[Part of a data file]
□ □ □ □ □

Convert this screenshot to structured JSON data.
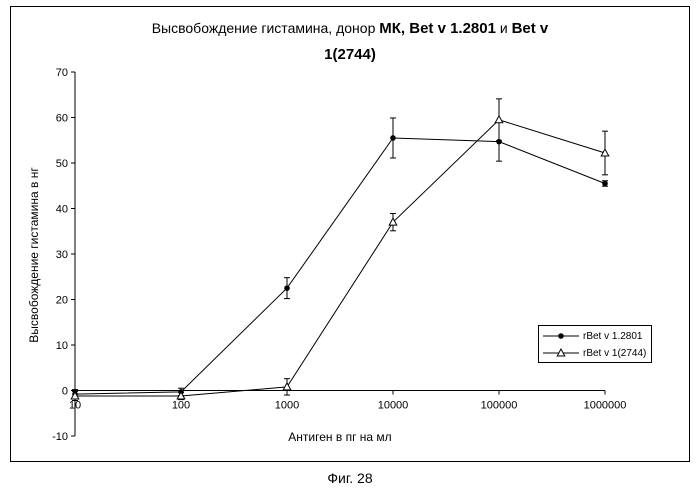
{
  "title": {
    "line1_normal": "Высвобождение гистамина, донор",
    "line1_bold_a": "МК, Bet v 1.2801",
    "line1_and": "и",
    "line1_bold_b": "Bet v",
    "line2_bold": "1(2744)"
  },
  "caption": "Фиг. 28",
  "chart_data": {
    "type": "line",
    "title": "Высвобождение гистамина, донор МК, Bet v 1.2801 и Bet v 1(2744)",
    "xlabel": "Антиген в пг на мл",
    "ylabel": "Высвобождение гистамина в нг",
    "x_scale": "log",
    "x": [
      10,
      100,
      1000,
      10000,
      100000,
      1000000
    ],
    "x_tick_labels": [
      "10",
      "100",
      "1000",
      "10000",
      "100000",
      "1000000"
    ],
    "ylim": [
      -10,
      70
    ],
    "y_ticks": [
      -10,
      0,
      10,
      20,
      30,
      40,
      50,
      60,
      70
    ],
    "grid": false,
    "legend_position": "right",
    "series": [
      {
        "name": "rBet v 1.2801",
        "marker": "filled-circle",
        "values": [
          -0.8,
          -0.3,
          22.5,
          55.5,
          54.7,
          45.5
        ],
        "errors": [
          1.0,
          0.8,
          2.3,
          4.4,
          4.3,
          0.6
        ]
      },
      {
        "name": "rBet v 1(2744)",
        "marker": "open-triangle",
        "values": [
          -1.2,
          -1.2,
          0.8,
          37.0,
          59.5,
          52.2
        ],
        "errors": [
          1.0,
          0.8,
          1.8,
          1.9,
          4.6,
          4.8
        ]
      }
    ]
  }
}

□ □ □ □ □

REQUIRED WORK -
Track down every line of the material containing the string "Высвобождение", and copy it.

RESULT OF THIS EXERCISE -
    "line1_normal": "Высвобождение гистамина, донор",
    "title": "Высвобождение гистамина, донор МК, Bet v 1.2801 и Bet v 1(2744)",
    "ylabel": "Высвобождение гистамина в нг",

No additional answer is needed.